Entries with figure data:
####################

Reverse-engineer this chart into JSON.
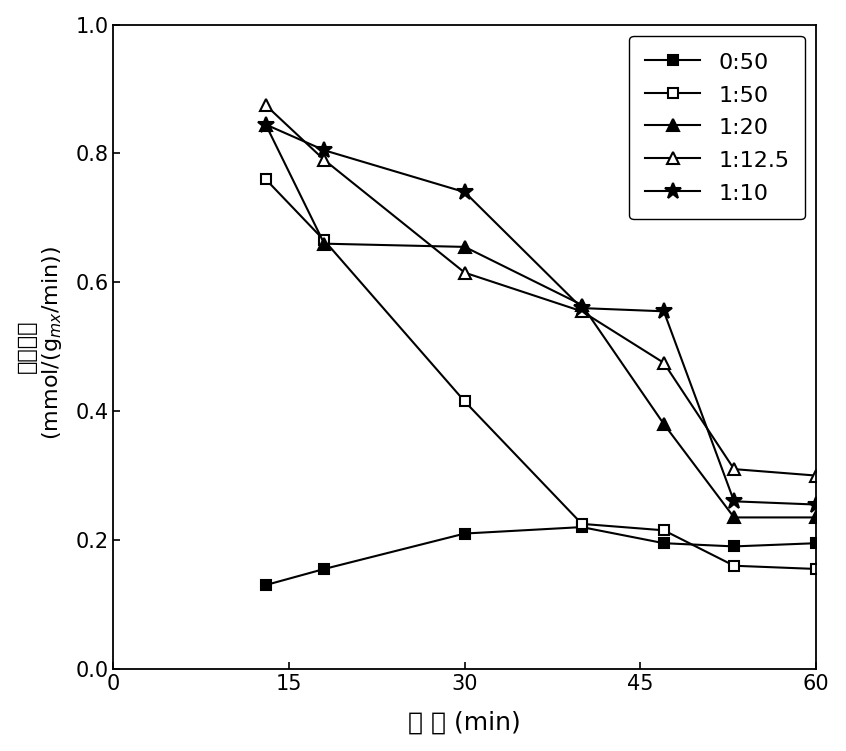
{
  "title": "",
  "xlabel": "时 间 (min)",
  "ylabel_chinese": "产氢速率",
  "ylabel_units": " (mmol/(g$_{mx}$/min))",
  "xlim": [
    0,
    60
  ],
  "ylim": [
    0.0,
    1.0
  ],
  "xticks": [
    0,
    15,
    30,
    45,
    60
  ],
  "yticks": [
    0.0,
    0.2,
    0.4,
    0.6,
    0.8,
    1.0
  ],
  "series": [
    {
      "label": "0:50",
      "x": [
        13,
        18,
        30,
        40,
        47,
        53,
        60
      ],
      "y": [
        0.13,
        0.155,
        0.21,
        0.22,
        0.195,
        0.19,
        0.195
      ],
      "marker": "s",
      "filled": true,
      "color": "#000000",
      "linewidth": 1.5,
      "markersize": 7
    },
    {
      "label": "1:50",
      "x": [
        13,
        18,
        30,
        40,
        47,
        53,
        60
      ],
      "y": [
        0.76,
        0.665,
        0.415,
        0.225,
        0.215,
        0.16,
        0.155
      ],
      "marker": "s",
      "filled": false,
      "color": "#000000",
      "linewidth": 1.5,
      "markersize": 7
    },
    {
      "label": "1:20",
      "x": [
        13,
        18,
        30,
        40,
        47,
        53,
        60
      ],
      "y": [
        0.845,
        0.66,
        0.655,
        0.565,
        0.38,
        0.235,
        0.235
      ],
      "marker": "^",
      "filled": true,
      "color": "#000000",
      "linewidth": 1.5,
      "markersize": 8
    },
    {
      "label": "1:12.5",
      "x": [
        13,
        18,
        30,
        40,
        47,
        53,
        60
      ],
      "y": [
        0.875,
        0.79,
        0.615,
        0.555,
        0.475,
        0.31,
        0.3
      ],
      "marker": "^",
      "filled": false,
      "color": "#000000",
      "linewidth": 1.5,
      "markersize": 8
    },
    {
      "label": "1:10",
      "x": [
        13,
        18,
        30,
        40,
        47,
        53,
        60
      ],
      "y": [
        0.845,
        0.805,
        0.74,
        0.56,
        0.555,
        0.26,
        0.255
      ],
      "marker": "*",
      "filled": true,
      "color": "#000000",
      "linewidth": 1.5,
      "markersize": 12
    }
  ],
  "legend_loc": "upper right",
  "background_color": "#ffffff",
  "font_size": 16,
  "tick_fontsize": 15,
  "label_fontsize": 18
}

####################

# Task goal
Using the material above, return every line exactly as it appears, minus the pictures.

# Full solution
Reverse-engineer this chart into JSON.
{
  "title": "",
  "xlabel": "时 间 (min)",
  "ylabel_chinese": "产氢速率",
  "ylabel_units": " (mmol/(g$_{mx}$/min))",
  "xlim": [
    0,
    60
  ],
  "ylim": [
    0.0,
    1.0
  ],
  "xticks": [
    0,
    15,
    30,
    45,
    60
  ],
  "yticks": [
    0.0,
    0.2,
    0.4,
    0.6,
    0.8,
    1.0
  ],
  "series": [
    {
      "label": "0:50",
      "x": [
        13,
        18,
        30,
        40,
        47,
        53,
        60
      ],
      "y": [
        0.13,
        0.155,
        0.21,
        0.22,
        0.195,
        0.19,
        0.195
      ],
      "marker": "s",
      "filled": true,
      "color": "#000000",
      "linewidth": 1.5,
      "markersize": 7
    },
    {
      "label": "1:50",
      "x": [
        13,
        18,
        30,
        40,
        47,
        53,
        60
      ],
      "y": [
        0.76,
        0.665,
        0.415,
        0.225,
        0.215,
        0.16,
        0.155
      ],
      "marker": "s",
      "filled": false,
      "color": "#000000",
      "linewidth": 1.5,
      "markersize": 7
    },
    {
      "label": "1:20",
      "x": [
        13,
        18,
        30,
        40,
        47,
        53,
        60
      ],
      "y": [
        0.845,
        0.66,
        0.655,
        0.565,
        0.38,
        0.235,
        0.235
      ],
      "marker": "^",
      "filled": true,
      "color": "#000000",
      "linewidth": 1.5,
      "markersize": 8
    },
    {
      "label": "1:12.5",
      "x": [
        13,
        18,
        30,
        40,
        47,
        53,
        60
      ],
      "y": [
        0.875,
        0.79,
        0.615,
        0.555,
        0.475,
        0.31,
        0.3
      ],
      "marker": "^",
      "filled": false,
      "color": "#000000",
      "linewidth": 1.5,
      "markersize": 8
    },
    {
      "label": "1:10",
      "x": [
        13,
        18,
        30,
        40,
        47,
        53,
        60
      ],
      "y": [
        0.845,
        0.805,
        0.74,
        0.56,
        0.555,
        0.26,
        0.255
      ],
      "marker": "*",
      "filled": true,
      "color": "#000000",
      "linewidth": 1.5,
      "markersize": 12
    }
  ],
  "legend_loc": "upper right",
  "background_color": "#ffffff",
  "font_size": 16,
  "tick_fontsize": 15,
  "label_fontsize": 18
}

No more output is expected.